Each entry below must be repeated exactly, with pictures left out.
** Begin **
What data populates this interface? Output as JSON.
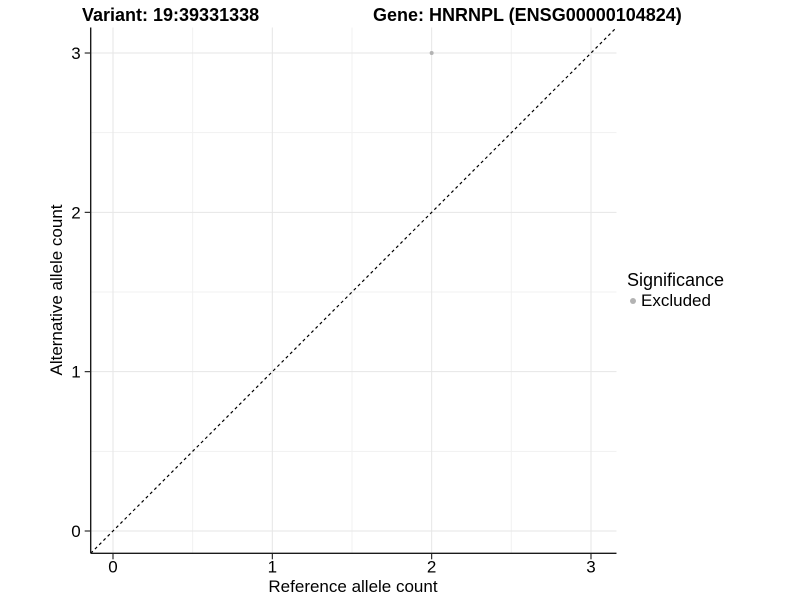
{
  "titles": {
    "left": "Variant: 19:39331338",
    "right": "Gene: HNRNPL (ENSG00000104824)"
  },
  "axes": {
    "x_label": "Reference allele count",
    "y_label": "Alternative allele count"
  },
  "legend": {
    "title": "Significance",
    "entries": [
      {
        "label": "Excluded",
        "color": "#b3b3b3",
        "marker": "dot-icon"
      }
    ],
    "position": "right"
  },
  "chart_data": {
    "type": "scatter",
    "title": "Variant: 19:39331338",
    "subtitle": "Gene: HNRNPL (ENSG00000104824)",
    "xlabel": "Reference allele count",
    "ylabel": "Alternative allele count",
    "xticks": [
      0,
      1,
      2,
      3
    ],
    "yticks": [
      0,
      1,
      2,
      3
    ],
    "minor_ticks": [
      0.5,
      1.5,
      2.5
    ],
    "xlim": [
      -0.14,
      3.16
    ],
    "ylim": [
      -0.14,
      3.16
    ],
    "grid": "major-and-minor",
    "legend_position": "right",
    "series": [
      {
        "name": "Excluded",
        "color": "#b3b3b3",
        "points": [
          {
            "x": 2,
            "y": 3
          }
        ]
      }
    ],
    "reference_line": {
      "type": "identity",
      "equation": "y = x",
      "style": "dashed",
      "color": "#000000"
    },
    "colors": {
      "background": "#ffffff",
      "grid_major": "#e6e6e6",
      "grid_minor": "#f1f1f1",
      "axis_line": "#1a1a1a",
      "tick_text": "#000000",
      "point": "#b3b3b3"
    }
  }
}
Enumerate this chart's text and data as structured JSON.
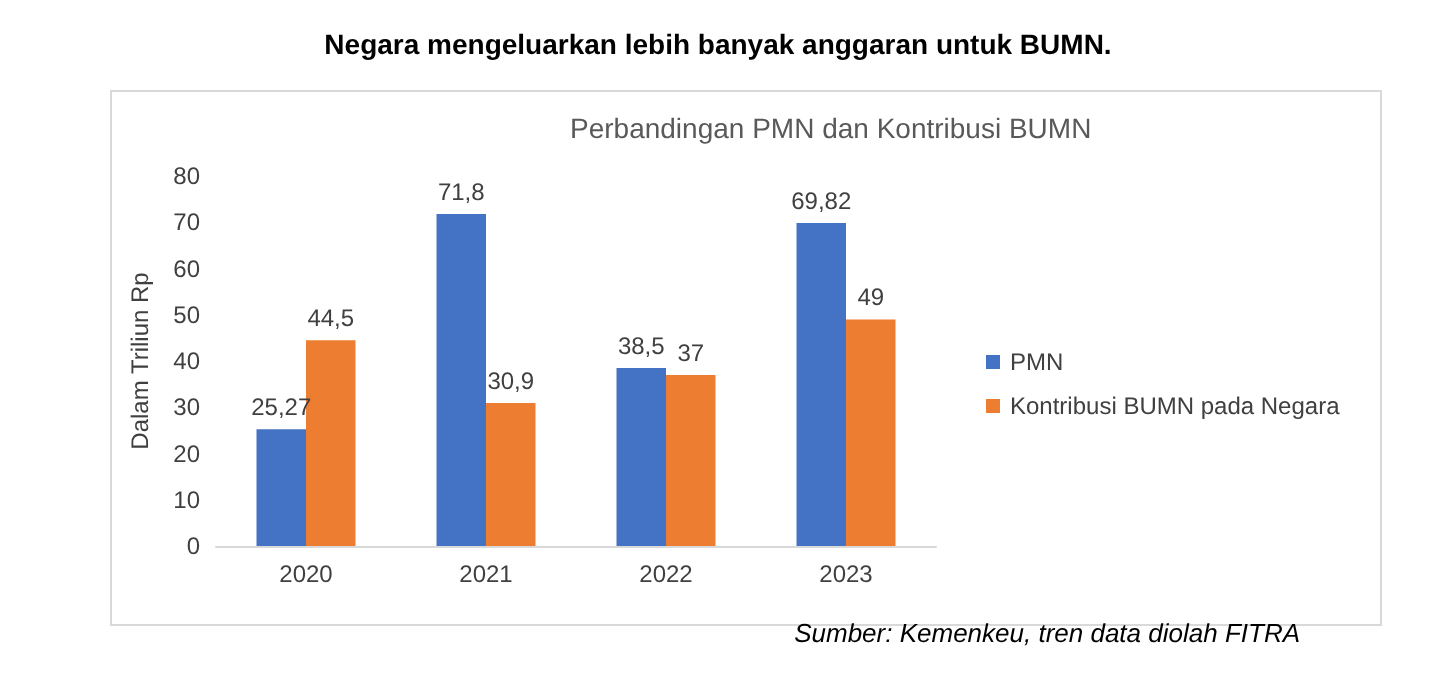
{
  "chart_data": {
    "type": "bar",
    "title": "Negara mengeluarkan lebih banyak anggaran untuk BUMN.",
    "subtitle": "Perbandingan PMN dan Kontribusi BUMN",
    "ylabel": "Dalam Triliun Rp",
    "categories": [
      "2020",
      "2021",
      "2022",
      "2023"
    ],
    "series": [
      {
        "name": "PMN",
        "color": "#4472c4",
        "values": [
          25.27,
          71.8,
          38.5,
          69.82
        ],
        "value_labels": [
          "25,27",
          "71,8",
          "38,5",
          "69,82"
        ]
      },
      {
        "name": "Kontribusi BUMN pada Negara",
        "color": "#ed7d31",
        "values": [
          44.5,
          30.9,
          37,
          49
        ],
        "value_labels": [
          "44,5",
          "30,9",
          "37",
          "49"
        ]
      }
    ],
    "ylim": [
      0,
      80
    ],
    "yticks": [
      0,
      10,
      20,
      30,
      40,
      50,
      60,
      70,
      80
    ],
    "grid": false,
    "legend": "right",
    "annotations": [
      "Sumber: Kemenkeu, tren data diolah FITRA"
    ]
  }
}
** End **
> [Result of the task]:
What data populates this interface? Output as JSON.
{
  "titles": {
    "left": "Variant: 19:39331338",
    "right": "Gene: HNRNPL (ENSG00000104824)"
  },
  "axes": {
    "x_label": "Reference allele count",
    "y_label": "Alternative allele count"
  },
  "legend": {
    "title": "Significance",
    "entries": [
      {
        "label": "Excluded",
        "color": "#b3b3b3",
        "marker": "dot-icon"
      }
    ],
    "position": "right"
  },
  "chart_data": {
    "type": "scatter",
    "title": "Variant: 19:39331338",
    "subtitle": "Gene: HNRNPL (ENSG00000104824)",
    "xlabel": "Reference allele count",
    "ylabel": "Alternative allele count",
    "xticks": [
      0,
      1,
      2,
      3
    ],
    "yticks": [
      0,
      1,
      2,
      3
    ],
    "minor_ticks": [
      0.5,
      1.5,
      2.5
    ],
    "xlim": [
      -0.14,
      3.16
    ],
    "ylim": [
      -0.14,
      3.16
    ],
    "grid": "major-and-minor",
    "legend_position": "right",
    "series": [
      {
        "name": "Excluded",
        "color": "#b3b3b3",
        "points": [
          {
            "x": 2,
            "y": 3
          }
        ]
      }
    ],
    "reference_line": {
      "type": "identity",
      "equation": "y = x",
      "style": "dashed",
      "color": "#000000"
    },
    "colors": {
      "background": "#ffffff",
      "grid_major": "#e6e6e6",
      "grid_minor": "#f1f1f1",
      "axis_line": "#1a1a1a",
      "tick_text": "#000000",
      "point": "#b3b3b3"
    }
  }
}
Enumerate this chart's text and data as structured JSON.
{
  "chart_data": {
    "type": "bar",
    "title": "Negara mengeluarkan lebih banyak anggaran untuk BUMN.",
    "subtitle": "Perbandingan PMN dan Kontribusi BUMN",
    "ylabel": "Dalam Triliun Rp",
    "categories": [
      "2020",
      "2021",
      "2022",
      "2023"
    ],
    "series": [
      {
        "name": "PMN",
        "color": "#4472c4",
        "values": [
          25.27,
          71.8,
          38.5,
          69.82
        ],
        "value_labels": [
          "25,27",
          "71,8",
          "38,5",
          "69,82"
        ]
      },
      {
        "name": "Kontribusi BUMN pada Negara",
        "color": "#ed7d31",
        "values": [
          44.5,
          30.9,
          37,
          49
        ],
        "value_labels": [
          "44,5",
          "30,9",
          "37",
          "49"
        ]
      }
    ],
    "ylim": [
      0,
      80
    ],
    "yticks": [
      0,
      10,
      20,
      30,
      40,
      50,
      60,
      70,
      80
    ],
    "grid": false,
    "legend": "right",
    "annotations": [
      "Sumber: Kemenkeu, tren data diolah FITRA"
    ]
  }
}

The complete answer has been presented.